#### The exercise
Repeat the listing in full, word for word.

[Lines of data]
▶
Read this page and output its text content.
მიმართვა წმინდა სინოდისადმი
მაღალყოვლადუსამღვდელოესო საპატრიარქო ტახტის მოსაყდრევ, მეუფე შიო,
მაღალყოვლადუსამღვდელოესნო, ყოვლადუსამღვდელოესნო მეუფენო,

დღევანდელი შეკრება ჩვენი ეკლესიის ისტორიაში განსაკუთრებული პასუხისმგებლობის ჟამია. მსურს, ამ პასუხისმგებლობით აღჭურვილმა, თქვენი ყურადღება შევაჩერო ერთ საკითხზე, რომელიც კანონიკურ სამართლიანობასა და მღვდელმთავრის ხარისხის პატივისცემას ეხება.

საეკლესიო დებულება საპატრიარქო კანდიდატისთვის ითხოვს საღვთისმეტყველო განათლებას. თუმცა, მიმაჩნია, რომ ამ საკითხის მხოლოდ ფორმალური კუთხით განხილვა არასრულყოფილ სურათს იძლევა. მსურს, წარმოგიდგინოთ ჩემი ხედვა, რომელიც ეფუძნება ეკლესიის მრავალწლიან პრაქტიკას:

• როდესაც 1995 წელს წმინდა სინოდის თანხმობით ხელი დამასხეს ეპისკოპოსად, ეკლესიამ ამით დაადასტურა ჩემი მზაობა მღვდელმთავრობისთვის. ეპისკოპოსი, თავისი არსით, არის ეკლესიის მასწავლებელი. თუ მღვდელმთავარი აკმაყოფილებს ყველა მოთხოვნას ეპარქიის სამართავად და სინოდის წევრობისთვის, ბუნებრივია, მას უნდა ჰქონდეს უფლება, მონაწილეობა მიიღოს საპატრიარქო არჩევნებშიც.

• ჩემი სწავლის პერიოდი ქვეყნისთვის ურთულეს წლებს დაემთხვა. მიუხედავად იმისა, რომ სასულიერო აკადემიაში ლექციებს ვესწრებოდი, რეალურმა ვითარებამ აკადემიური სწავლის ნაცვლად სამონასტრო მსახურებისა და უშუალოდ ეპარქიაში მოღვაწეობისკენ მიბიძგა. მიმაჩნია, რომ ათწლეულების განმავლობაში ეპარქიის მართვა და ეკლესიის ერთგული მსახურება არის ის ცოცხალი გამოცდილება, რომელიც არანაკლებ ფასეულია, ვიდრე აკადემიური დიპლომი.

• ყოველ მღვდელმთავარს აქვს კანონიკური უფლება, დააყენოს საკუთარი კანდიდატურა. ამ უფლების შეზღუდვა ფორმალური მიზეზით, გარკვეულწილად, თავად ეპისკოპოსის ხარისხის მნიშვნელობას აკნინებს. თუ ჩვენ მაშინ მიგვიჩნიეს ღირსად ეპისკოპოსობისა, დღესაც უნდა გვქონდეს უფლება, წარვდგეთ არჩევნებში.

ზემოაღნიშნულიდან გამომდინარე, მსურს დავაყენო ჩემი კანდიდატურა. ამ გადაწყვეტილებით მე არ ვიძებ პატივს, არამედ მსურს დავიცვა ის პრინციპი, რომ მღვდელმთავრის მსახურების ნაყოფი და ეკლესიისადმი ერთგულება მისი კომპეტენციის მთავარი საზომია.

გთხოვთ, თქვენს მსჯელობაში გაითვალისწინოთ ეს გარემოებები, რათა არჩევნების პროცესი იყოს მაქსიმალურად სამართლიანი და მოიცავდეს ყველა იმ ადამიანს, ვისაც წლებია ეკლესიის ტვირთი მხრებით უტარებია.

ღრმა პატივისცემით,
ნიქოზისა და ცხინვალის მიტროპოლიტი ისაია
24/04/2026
◀
#### The answer
Read this page and output its text content.
მიმართვა წმინდა სინოდისადმი
მაღალყოვლადუსამღვდელოესო საპატრიარქო ტახტის მოსაყდრევ, მეუფე შიო,
მაღალყოვლადუსამღვდელოესნო, ყოვლადუსამღვდელოესნო მეუფენო,

დღევანდელი შეკრება ჩვენი ეკლესიის ისტორიაში განსაკუთრებული პასუხისმგებლობის ჟამია. მსურს, ამ პასუხისმგებლობით აღჭურვილმა, თქვენი ყურადღება შევაჩერო ერთ საკითხზე, რომელიც კანონიკურ სამართლიანობასა და მღვდელმთავრის ხარისხის პატივისცემას ეხება.

საეკლესიო დებულება საპატრიარქო კანდიდატისთვის ითხოვს საღვთისმეტყველო განათლებას. თუმცა, მიმაჩნია, რომ ამ საკითხის მხოლოდ ფორმალური კუთხით განხილვა არასრულყოფილ სურათს იძლევა. მსურს, წარმოგიდგინოთ ჩემი ხედვა, რომელიც ეფუძნება ეკლესიის მრავალწლიან პრაქტიკას:

• როდესაც 1995 წელს წმინდა სინოდის თანხმობით ხელი დამასხეს ეპისკოპოსად, ეკლესიამ ამით დაადასტურა ჩემი მზაობა მღვდელმთავრობისთვის. ეპისკოპოსი, თავისი არსით, არის ეკლესიის მასწავლებელი. თუ მღვდელმთავარი აკმაყოფილებს ყველა მოთხოვნას ეპარქიის სამართავად და სინოდის წევრობისთვის, ბუნებრივია, მას უნდა ჰქონდეს უფლება, მონაწილეობა მიიღოს საპატრიარქო არჩევნებშიც.

• ჩემი სწავლის პერიოდი ქვეყნისთვის ურთულეს წლებს დაემთხვა. მიუხედავად იმისა, რომ სასულიერო აკადემიაში ლექციებს ვესწრებოდი, რეალურმა ვითარებამ აკადემიური სწავლის ნაცვლად სამონასტრო მსახურებისა და უშუალოდ ეპარქიაში მოღვაწეობისკენ მიბიძგა. მიმაჩნია, რომ ათწლეულების განმავლობაში ეპარქიის მართვა და ეკლესიის ერთგული მსახურება არის ის ცოცხალი გამოცდილება, რომელიც არანაკლებ ფასეულია, ვიდრე აკადემიური დიპლომი.

• ყოველ მღვდელმთავარს აქვს კანონიკური უფლება, დააყენოს საკუთარი კანდიდატურა. ამ უფლების შეზღუდვა ფორმალური მიზეზით, გარკვეულწილად, თავად ეპისკოპოსის ხარისხის მნიშვნელობას აკნინებს. თუ ჩვენ მაშინ მიგვიჩნიეს ღირსად ეპისკოპოსობისა, დღესაც უნდა გვქონდეს უფლება, წარვდგეთ არჩევნებში.

ზემოაღნიშნულიდან გამომდინარე, მსურს დავაყენო ჩემი კანდიდატურა. ამ გადაწყვეტილებით მე არ ვიძებ პატივს, არამედ მსურს დავიცვა ის პრინციპი, რომ მღვდელმთავრის მსახურების ნაყოფი და ეკლესიისადმი ერთგულება მისი კომპეტენციის მთავარი საზომია.

გთხოვთ, თქვენს მსჯელობაში გაითვალისწინოთ ეს გარემოებები, რათა არჩევნების პროცესი იყოს მაქსიმალურად სამართლიანი და მოიცავდეს ყველა იმ ადამიანს, ვისაც წლებია ეკლესიის ტვირთი მხრებით უტარებია.

ღრმა პატივისცემით,
ნიქოზისა და ცხინვალის მიტროპოლიტი ისაია
24/04/2026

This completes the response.